___ Given records

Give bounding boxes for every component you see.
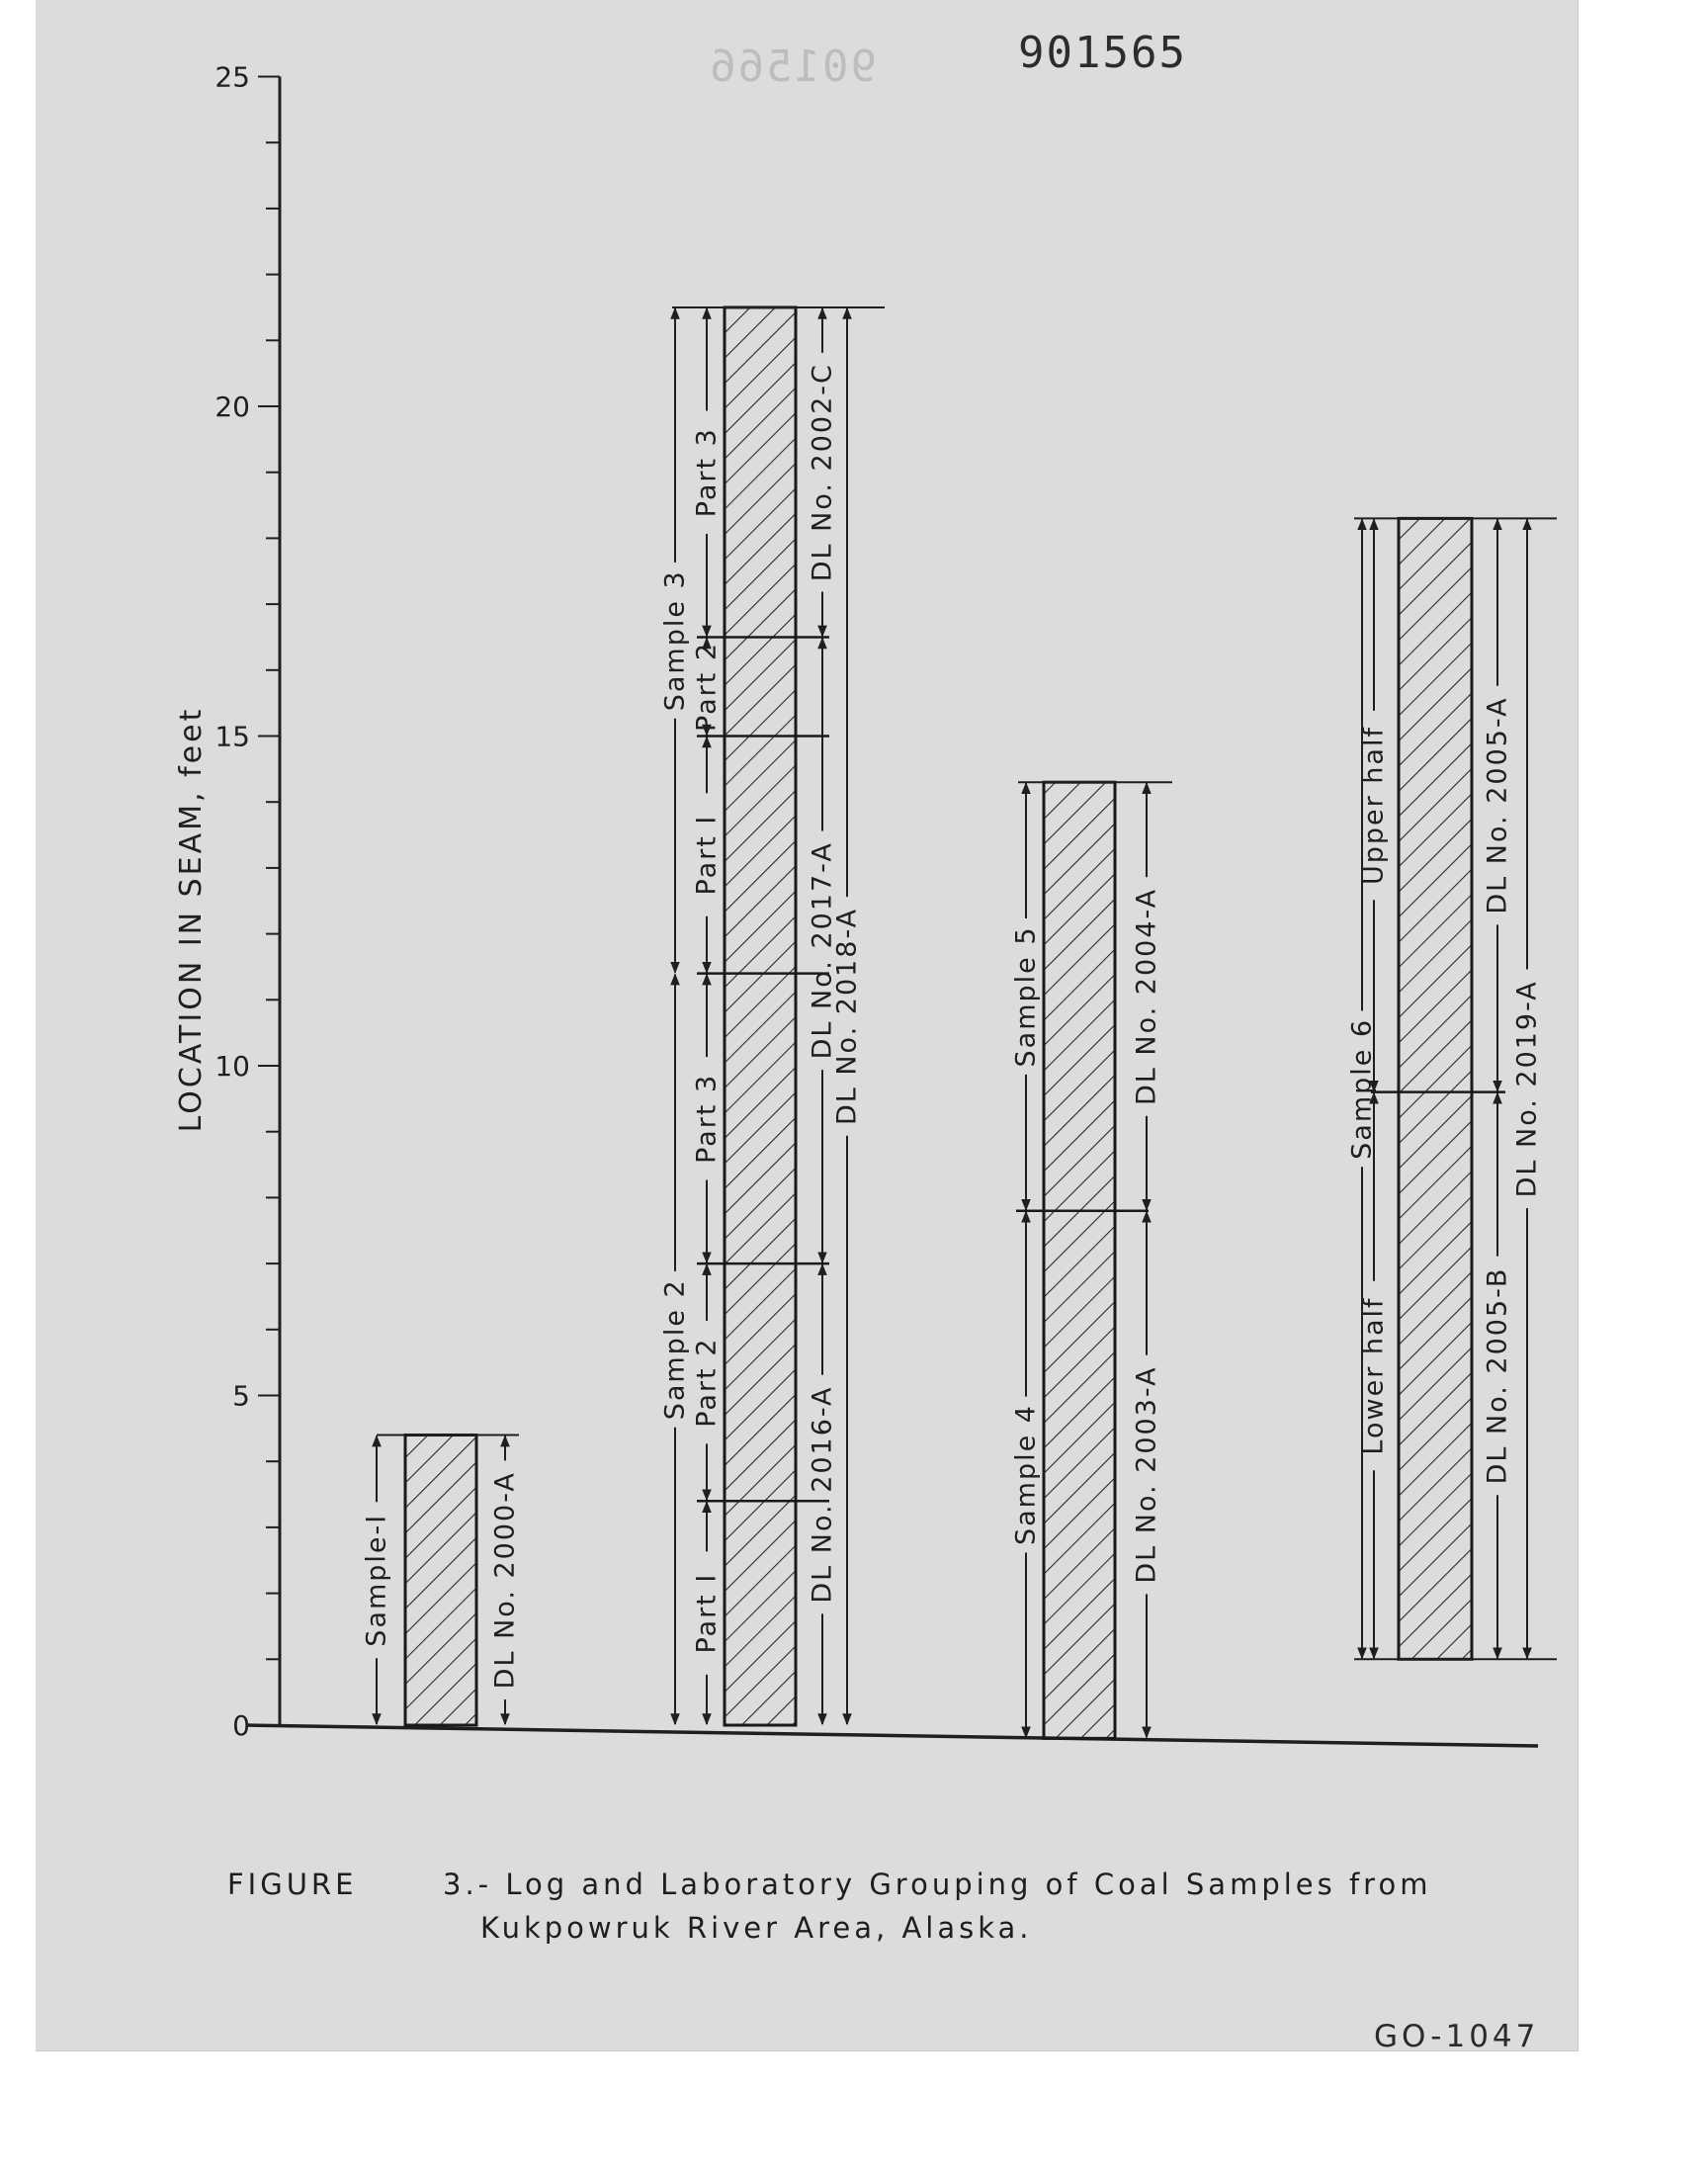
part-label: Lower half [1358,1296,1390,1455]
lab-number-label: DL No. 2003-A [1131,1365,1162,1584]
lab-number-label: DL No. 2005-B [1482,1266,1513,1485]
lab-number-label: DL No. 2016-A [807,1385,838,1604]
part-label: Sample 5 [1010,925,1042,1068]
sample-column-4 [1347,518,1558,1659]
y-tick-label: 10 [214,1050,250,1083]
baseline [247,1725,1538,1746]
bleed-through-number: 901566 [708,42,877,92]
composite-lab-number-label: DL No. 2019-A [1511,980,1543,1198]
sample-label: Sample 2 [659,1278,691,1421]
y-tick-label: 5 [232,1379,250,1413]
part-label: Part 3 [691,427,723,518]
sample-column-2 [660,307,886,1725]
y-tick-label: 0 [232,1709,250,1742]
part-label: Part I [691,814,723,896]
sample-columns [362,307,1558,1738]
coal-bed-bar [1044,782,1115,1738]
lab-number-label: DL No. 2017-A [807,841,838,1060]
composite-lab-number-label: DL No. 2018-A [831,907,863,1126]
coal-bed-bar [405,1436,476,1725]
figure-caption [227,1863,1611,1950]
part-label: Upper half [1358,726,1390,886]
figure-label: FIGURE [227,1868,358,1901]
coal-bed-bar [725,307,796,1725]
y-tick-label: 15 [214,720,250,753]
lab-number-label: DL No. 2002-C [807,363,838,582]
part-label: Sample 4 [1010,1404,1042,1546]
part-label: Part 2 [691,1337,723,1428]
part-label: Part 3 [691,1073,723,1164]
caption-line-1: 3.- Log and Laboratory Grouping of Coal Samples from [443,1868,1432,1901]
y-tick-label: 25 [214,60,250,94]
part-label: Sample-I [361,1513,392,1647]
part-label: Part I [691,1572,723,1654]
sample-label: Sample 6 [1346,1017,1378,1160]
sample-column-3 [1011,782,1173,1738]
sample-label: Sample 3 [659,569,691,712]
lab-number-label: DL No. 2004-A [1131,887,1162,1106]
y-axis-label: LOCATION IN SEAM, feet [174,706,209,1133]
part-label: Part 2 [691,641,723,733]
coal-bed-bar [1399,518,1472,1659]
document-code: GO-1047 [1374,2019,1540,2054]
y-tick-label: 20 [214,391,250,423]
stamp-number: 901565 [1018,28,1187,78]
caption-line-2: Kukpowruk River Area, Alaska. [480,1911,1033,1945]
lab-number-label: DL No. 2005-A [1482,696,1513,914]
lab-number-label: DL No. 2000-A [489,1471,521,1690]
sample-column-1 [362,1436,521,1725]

______

Aim:
Identify each line in the data above that contains the string "tick", and copy those lines.

Final answer:
y-tick-label: 10 [214,1050,250,1083]
y-tick-label: 5 [232,1379,250,1413]
y-tick-label: 0 [232,1709,250,1742]
y-tick-label: 15 [214,720,250,753]
y-tick-label: 25 [214,60,250,94]
y-tick-label: 20 [214,391,250,423]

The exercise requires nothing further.